*RECORDS*:
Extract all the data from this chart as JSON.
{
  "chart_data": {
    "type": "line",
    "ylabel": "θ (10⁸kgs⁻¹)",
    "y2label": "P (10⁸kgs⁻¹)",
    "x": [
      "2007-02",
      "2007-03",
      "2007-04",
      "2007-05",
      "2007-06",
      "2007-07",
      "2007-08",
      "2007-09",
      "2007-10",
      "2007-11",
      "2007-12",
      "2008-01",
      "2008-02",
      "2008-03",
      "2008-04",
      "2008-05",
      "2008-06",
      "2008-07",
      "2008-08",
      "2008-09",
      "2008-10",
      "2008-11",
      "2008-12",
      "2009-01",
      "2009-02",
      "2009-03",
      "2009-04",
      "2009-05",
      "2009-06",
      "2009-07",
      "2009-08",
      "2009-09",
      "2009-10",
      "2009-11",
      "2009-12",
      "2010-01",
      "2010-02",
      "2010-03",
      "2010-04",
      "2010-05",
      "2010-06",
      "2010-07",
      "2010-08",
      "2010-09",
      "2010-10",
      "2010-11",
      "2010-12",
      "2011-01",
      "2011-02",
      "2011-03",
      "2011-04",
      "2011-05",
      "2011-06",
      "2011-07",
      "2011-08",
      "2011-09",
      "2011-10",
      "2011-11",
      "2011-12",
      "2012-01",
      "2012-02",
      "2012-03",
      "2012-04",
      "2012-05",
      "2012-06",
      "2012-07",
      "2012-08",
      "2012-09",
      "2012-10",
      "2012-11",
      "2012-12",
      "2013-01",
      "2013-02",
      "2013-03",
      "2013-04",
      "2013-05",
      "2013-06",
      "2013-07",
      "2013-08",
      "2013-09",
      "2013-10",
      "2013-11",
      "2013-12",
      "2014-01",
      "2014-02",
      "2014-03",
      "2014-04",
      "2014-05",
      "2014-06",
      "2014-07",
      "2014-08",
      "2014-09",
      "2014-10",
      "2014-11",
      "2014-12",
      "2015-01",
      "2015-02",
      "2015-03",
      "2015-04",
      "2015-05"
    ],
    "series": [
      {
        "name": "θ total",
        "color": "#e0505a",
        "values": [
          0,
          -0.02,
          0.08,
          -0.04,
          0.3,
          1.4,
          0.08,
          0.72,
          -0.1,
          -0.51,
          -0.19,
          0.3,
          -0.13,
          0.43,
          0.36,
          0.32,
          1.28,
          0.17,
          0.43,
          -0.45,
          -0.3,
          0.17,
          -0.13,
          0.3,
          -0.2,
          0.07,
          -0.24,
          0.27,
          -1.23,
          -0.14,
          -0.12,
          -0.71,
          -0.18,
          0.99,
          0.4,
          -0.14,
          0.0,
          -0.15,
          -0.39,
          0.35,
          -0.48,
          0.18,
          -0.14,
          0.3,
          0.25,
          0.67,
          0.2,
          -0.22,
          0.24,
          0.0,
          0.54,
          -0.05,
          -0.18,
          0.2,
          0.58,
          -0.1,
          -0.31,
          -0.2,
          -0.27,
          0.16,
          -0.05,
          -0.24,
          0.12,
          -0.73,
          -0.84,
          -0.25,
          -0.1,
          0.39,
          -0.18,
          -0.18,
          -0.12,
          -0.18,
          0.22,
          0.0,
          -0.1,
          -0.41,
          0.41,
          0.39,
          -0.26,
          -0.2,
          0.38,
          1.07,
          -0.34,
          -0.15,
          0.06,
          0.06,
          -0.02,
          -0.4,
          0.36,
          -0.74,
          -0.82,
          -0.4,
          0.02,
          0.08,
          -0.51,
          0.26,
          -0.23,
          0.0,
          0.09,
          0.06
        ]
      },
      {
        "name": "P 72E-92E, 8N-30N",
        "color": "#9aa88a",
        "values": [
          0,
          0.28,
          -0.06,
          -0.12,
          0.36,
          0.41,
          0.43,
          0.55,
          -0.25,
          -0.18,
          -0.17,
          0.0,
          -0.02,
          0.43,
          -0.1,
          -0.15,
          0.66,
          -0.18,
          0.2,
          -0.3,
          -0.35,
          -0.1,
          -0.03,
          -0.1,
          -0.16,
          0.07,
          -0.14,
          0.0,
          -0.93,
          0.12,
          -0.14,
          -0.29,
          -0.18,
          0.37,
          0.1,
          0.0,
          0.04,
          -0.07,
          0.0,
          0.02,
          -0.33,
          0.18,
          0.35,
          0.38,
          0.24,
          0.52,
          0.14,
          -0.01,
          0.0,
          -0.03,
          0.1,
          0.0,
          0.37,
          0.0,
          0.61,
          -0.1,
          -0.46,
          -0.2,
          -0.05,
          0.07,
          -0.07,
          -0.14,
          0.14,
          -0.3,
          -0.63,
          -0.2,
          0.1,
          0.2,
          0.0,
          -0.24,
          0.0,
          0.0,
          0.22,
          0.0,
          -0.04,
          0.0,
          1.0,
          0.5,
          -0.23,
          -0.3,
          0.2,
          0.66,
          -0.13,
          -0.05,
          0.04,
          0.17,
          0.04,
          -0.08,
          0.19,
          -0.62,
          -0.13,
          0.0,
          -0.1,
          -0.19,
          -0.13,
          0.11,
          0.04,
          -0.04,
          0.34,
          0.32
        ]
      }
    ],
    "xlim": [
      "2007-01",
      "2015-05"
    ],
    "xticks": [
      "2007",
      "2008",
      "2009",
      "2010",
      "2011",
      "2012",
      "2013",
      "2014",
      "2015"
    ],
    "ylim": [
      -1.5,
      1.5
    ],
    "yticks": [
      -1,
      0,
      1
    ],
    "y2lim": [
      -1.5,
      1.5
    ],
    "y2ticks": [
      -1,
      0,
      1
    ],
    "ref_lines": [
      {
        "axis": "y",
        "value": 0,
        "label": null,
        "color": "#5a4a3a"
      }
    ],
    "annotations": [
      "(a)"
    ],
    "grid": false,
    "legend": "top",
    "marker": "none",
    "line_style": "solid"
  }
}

*SET TASK*: Quote the material exactly, leaving nothing out.

*WRITTEN SOLUTION*:
Extract all the data from this chart as JSON.
{
  "chart_data": {
    "type": "line",
    "ylabel": "θ (10⁸kgs⁻¹)",
    "y2label": "P (10⁸kgs⁻¹)",
    "x": [
      "2007-02",
      "2007-03",
      "2007-04",
      "2007-05",
      "2007-06",
      "2007-07",
      "2007-08",
      "2007-09",
      "2007-10",
      "2007-11",
      "2007-12",
      "2008-01",
      "2008-02",
      "2008-03",
      "2008-04",
      "2008-05",
      "2008-06",
      "2008-07",
      "2008-08",
      "2008-09",
      "2008-10",
      "2008-11",
      "2008-12",
      "2009-01",
      "2009-02",
      "2009-03",
      "2009-04",
      "2009-05",
      "2009-06",
      "2009-07",
      "2009-08",
      "2009-09",
      "2009-10",
      "2009-11",
      "2009-12",
      "2010-01",
      "2010-02",
      "2010-03",
      "2010-04",
      "2010-05",
      "2010-06",
      "2010-07",
      "2010-08",
      "2010-09",
      "2010-10",
      "2010-11",
      "2010-12",
      "2011-01",
      "2011-02",
      "2011-03",
      "2011-04",
      "2011-05",
      "2011-06",
      "2011-07",
      "2011-08",
      "2011-09",
      "2011-10",
      "2011-11",
      "2011-12",
      "2012-01",
      "2012-02",
      "2012-03",
      "2012-04",
      "2012-05",
      "2012-06",
      "2012-07",
      "2012-08",
      "2012-09",
      "2012-10",
      "2012-11",
      "2012-12",
      "2013-01",
      "2013-02",
      "2013-03",
      "2013-04",
      "2013-05",
      "2013-06",
      "2013-07",
      "2013-08",
      "2013-09",
      "2013-10",
      "2013-11",
      "2013-12",
      "2014-01",
      "2014-02",
      "2014-03",
      "2014-04",
      "2014-05",
      "2014-06",
      "2014-07",
      "2014-08",
      "2014-09",
      "2014-10",
      "2014-11",
      "2014-12",
      "2015-01",
      "2015-02",
      "2015-03",
      "2015-04",
      "2015-05"
    ],
    "series": [
      {
        "name": "θ total",
        "color": "#e0505a",
        "values": [
          0,
          -0.02,
          0.08,
          -0.04,
          0.3,
          1.4,
          0.08,
          0.72,
          -0.1,
          -0.51,
          -0.19,
          0.3,
          -0.13,
          0.43,
          0.36,
          0.32,
          1.28,
          0.17,
          0.43,
          -0.45,
          -0.3,
          0.17,
          -0.13,
          0.3,
          -0.2,
          0.07,
          -0.24,
          0.27,
          -1.23,
          -0.14,
          -0.12,
          -0.71,
          -0.18,
          0.99,
          0.4,
          -0.14,
          0.0,
          -0.15,
          -0.39,
          0.35,
          -0.48,
          0.18,
          -0.14,
          0.3,
          0.25,
          0.67,
          0.2,
          -0.22,
          0.24,
          0.0,
          0.54,
          -0.05,
          -0.18,
          0.2,
          0.58,
          -0.1,
          -0.31,
          -0.2,
          -0.27,
          0.16,
          -0.05,
          -0.24,
          0.12,
          -0.73,
          -0.84,
          -0.25,
          -0.1,
          0.39,
          -0.18,
          -0.18,
          -0.12,
          -0.18,
          0.22,
          0.0,
          -0.1,
          -0.41,
          0.41,
          0.39,
          -0.26,
          -0.2,
          0.38,
          1.07,
          -0.34,
          -0.15,
          0.06,
          0.06,
          -0.02,
          -0.4,
          0.36,
          -0.74,
          -0.82,
          -0.4,
          0.02,
          0.08,
          -0.51,
          0.26,
          -0.23,
          0.0,
          0.09,
          0.06
        ]
      },
      {
        "name": "P 72E-92E, 8N-30N",
        "color": "#9aa88a",
        "values": [
          0,
          0.28,
          -0.06,
          -0.12,
          0.36,
          0.41,
          0.43,
          0.55,
          -0.25,
          -0.18,
          -0.17,
          0.0,
          -0.02,
          0.43,
          -0.1,
          -0.15,
          0.66,
          -0.18,
          0.2,
          -0.3,
          -0.35,
          -0.1,
          -0.03,
          -0.1,
          -0.16,
          0.07,
          -0.14,
          0.0,
          -0.93,
          0.12,
          -0.14,
          -0.29,
          -0.18,
          0.37,
          0.1,
          0.0,
          0.04,
          -0.07,
          0.0,
          0.02,
          -0.33,
          0.18,
          0.35,
          0.38,
          0.24,
          0.52,
          0.14,
          -0.01,
          0.0,
          -0.03,
          0.1,
          0.0,
          0.37,
          0.0,
          0.61,
          -0.1,
          -0.46,
          -0.2,
          -0.05,
          0.07,
          -0.07,
          -0.14,
          0.14,
          -0.3,
          -0.63,
          -0.2,
          0.1,
          0.2,
          0.0,
          -0.24,
          0.0,
          0.0,
          0.22,
          0.0,
          -0.04,
          0.0,
          1.0,
          0.5,
          -0.23,
          -0.3,
          0.2,
          0.66,
          -0.13,
          -0.05,
          0.04,
          0.17,
          0.04,
          -0.08,
          0.19,
          -0.62,
          -0.13,
          0.0,
          -0.1,
          -0.19,
          -0.13,
          0.11,
          0.04,
          -0.04,
          0.34,
          0.32
        ]
      }
    ],
    "xlim": [
      "2007-01",
      "2015-05"
    ],
    "xticks": [
      "2007",
      "2008",
      "2009",
      "2010",
      "2011",
      "2012",
      "2013",
      "2014",
      "2015"
    ],
    "ylim": [
      -1.5,
      1.5
    ],
    "yticks": [
      -1,
      0,
      1
    ],
    "y2lim": [
      -1.5,
      1.5
    ],
    "y2ticks": [
      -1,
      0,
      1
    ],
    "ref_lines": [
      {
        "axis": "y",
        "value": 0,
        "label": null,
        "color": "#5a4a3a"
      }
    ],
    "annotations": [
      "(a)"
    ],
    "grid": false,
    "legend": "top",
    "marker": "none",
    "line_style": "solid"
  }
}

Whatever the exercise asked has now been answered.